### [Problem to solve]
The records below must be duplicated exactly, character for character.

### [Available data]

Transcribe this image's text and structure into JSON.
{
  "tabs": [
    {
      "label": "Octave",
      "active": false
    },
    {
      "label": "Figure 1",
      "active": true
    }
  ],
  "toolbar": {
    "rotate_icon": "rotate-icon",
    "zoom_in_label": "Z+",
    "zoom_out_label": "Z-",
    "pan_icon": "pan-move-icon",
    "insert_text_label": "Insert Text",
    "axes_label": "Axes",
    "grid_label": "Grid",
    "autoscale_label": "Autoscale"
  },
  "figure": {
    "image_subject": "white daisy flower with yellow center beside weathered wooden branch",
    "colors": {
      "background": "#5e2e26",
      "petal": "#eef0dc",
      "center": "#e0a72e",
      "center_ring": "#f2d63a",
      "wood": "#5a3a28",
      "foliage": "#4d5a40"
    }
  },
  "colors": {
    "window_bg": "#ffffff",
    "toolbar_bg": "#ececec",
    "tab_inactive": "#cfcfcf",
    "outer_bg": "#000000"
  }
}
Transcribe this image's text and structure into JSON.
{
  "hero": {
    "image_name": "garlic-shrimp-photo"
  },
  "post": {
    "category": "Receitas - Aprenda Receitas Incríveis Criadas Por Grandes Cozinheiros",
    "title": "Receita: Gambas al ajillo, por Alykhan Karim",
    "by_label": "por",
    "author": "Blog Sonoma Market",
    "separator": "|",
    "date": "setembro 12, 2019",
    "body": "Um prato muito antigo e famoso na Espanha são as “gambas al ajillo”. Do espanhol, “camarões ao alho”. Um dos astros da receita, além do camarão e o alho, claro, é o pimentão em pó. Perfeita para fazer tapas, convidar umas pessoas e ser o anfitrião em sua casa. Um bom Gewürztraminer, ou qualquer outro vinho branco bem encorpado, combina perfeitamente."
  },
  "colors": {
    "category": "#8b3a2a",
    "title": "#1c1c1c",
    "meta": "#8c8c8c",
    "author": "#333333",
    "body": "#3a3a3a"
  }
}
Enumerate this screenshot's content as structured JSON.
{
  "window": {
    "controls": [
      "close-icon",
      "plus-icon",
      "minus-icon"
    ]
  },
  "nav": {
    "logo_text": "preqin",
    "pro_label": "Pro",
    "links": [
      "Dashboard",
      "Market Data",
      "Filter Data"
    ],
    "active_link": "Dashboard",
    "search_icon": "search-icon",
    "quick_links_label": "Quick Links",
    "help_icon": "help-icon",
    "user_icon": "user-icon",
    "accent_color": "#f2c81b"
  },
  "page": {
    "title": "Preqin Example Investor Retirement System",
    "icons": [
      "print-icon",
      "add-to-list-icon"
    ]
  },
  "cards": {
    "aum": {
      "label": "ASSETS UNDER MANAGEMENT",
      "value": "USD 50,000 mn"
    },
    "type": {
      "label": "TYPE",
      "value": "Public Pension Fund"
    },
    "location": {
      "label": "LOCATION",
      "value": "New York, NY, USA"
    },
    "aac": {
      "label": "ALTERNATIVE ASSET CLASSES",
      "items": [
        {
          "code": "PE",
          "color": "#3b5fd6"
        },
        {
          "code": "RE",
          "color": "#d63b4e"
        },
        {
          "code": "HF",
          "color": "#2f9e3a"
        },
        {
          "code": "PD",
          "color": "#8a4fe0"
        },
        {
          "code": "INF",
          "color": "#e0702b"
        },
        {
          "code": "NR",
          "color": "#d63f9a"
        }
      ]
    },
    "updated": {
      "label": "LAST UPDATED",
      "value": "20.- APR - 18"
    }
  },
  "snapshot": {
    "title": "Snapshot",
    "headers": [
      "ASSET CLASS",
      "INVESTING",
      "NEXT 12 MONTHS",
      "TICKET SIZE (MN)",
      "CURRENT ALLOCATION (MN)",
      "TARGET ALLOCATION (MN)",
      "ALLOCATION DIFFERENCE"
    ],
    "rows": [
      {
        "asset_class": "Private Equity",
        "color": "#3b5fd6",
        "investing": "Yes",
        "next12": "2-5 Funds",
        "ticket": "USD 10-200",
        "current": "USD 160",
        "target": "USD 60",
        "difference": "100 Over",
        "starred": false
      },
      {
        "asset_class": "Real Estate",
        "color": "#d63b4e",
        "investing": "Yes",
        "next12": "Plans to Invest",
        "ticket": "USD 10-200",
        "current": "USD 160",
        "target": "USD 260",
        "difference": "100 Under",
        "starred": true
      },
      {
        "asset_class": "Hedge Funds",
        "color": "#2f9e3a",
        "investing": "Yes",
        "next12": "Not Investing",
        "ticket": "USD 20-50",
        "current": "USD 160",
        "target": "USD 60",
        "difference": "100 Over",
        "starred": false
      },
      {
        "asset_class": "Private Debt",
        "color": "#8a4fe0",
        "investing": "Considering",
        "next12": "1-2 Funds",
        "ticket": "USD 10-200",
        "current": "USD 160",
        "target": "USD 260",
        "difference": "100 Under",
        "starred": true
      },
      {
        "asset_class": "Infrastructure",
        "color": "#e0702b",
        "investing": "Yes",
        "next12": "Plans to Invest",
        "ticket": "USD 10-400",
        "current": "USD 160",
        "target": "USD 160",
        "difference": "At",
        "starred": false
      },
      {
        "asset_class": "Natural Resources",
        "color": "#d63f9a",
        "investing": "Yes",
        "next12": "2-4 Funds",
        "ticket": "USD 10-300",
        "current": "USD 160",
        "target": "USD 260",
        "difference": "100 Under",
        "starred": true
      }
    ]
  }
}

### [Task output]
Transcribe this image's text and structure into JSON.
{
  "tabs": [
    {
      "label": "Octave",
      "active": false
    },
    {
      "label": "Figure 1",
      "active": true
    }
  ],
  "toolbar": {
    "rotate_icon": "rotate-icon",
    "zoom_in_label": "Z+",
    "zoom_out_label": "Z-",
    "pan_icon": "pan-move-icon",
    "insert_text_label": "Insert Text",
    "axes_label": "Axes",
    "grid_label": "Grid",
    "autoscale_label": "Autoscale"
  },
  "figure": {
    "image_subject": "white daisy flower with yellow center beside weathered wooden branch",
    "colors": {
      "background": "#5e2e26",
      "petal": "#eef0dc",
      "center": "#e0a72e",
      "center_ring": "#f2d63a",
      "wood": "#5a3a28",
      "foliage": "#4d5a40"
    }
  },
  "colors": {
    "window_bg": "#ffffff",
    "toolbar_bg": "#ececec",
    "tab_inactive": "#cfcfcf",
    "outer_bg": "#000000"
  }
}
Transcribe this image's text and structure into JSON.
{
  "hero": {
    "image_name": "garlic-shrimp-photo"
  },
  "post": {
    "category": "Receitas - Aprenda Receitas Incríveis Criadas Por Grandes Cozinheiros",
    "title": "Receita: Gambas al ajillo, por Alykhan Karim",
    "by_label": "por",
    "author": "Blog Sonoma Market",
    "separator": "|",
    "date": "setembro 12, 2019",
    "body": "Um prato muito antigo e famoso na Espanha são as “gambas al ajillo”. Do espanhol, “camarões ao alho”. Um dos astros da receita, além do camarão e o alho, claro, é o pimentão em pó. Perfeita para fazer tapas, convidar umas pessoas e ser o anfitrião em sua casa. Um bom Gewürztraminer, ou qualquer outro vinho branco bem encorpado, combina perfeitamente."
  },
  "colors": {
    "category": "#8b3a2a",
    "title": "#1c1c1c",
    "meta": "#8c8c8c",
    "author": "#333333",
    "body": "#3a3a3a"
  }
}
Enumerate this screenshot's content as structured JSON.
{
  "window": {
    "controls": [
      "close-icon",
      "plus-icon",
      "minus-icon"
    ]
  },
  "nav": {
    "logo_text": "preqin",
    "pro_label": "Pro",
    "links": [
      "Dashboard",
      "Market Data",
      "Filter Data"
    ],
    "active_link": "Dashboard",
    "search_icon": "search-icon",
    "quick_links_label": "Quick Links",
    "help_icon": "help-icon",
    "user_icon": "user-icon",
    "accent_color": "#f2c81b"
  },
  "page": {
    "title": "Preqin Example Investor Retirement System",
    "icons": [
      "print-icon",
      "add-to-list-icon"
    ]
  },
  "cards": {
    "aum": {
      "label": "ASSETS UNDER MANAGEMENT",
      "value": "USD 50,000 mn"
    },
    "type": {
      "label": "TYPE",
      "value": "Public Pension Fund"
    },
    "location": {
      "label": "LOCATION",
      "value": "New York, NY, USA"
    },
    "aac": {
      "label": "ALTERNATIVE ASSET CLASSES",
      "items": [
        {
          "code": "PE",
          "color": "#3b5fd6"
        },
        {
          "code": "RE",
          "color": "#d63b4e"
        },
        {
          "code": "HF",
          "color": "#2f9e3a"
        },
        {
          "code": "PD",
          "color": "#8a4fe0"
        },
        {
          "code": "INF",
          "color": "#e0702b"
        },
        {
          "code": "NR",
          "color": "#d63f9a"
        }
      ]
    },
    "updated": {
      "label": "LAST UPDATED",
      "value": "20.- APR - 18"
    }
  },
  "snapshot": {
    "title": "Snapshot",
    "headers": [
      "ASSET CLASS",
      "INVESTING",
      "NEXT 12 MONTHS",
      "TICKET SIZE (MN)",
      "CURRENT ALLOCATION (MN)",
      "TARGET ALLOCATION (MN)",
      "ALLOCATION DIFFERENCE"
    ],
    "rows": [
      {
        "asset_class": "Private Equity",
        "color": "#3b5fd6",
        "investing": "Yes",
        "next12": "2-5 Funds",
        "ticket": "USD 10-200",
        "current": "USD 160",
        "target": "USD 60",
        "difference": "100 Over",
        "starred": false
      },
      {
        "asset_class": "Real Estate",
        "color": "#d63b4e",
        "investing": "Yes",
        "next12": "Plans to Invest",
        "ticket": "USD 10-200",
        "current": "USD 160",
        "target": "USD 260",
        "difference": "100 Under",
        "starred": true
      },
      {
        "asset_class": "Hedge Funds",
        "color": "#2f9e3a",
        "investing": "Yes",
        "next12": "Not Investing",
        "ticket": "USD 20-50",
        "current": "USD 160",
        "target": "USD 60",
        "difference": "100 Over",
        "starred": false
      },
      {
        "asset_class": "Private Debt",
        "color": "#8a4fe0",
        "investing": "Considering",
        "next12": "1-2 Funds",
        "ticket": "USD 10-200",
        "current": "USD 160",
        "target": "USD 260",
        "difference": "100 Under",
        "starred": true
      },
      {
        "asset_class": "Infrastructure",
        "color": "#e0702b",
        "investing": "Yes",
        "next12": "Plans to Invest",
        "ticket": "USD 10-400",
        "current": "USD 160",
        "target": "USD 160",
        "difference": "At",
        "starred": false
      },
      {
        "asset_class": "Natural Resources",
        "color": "#d63f9a",
        "investing": "Yes",
        "next12": "2-4 Funds",
        "ticket": "USD 10-300",
        "current": "USD 160",
        "target": "USD 260",
        "difference": "100 Under",
        "starred": true
      }
    ]
  }
}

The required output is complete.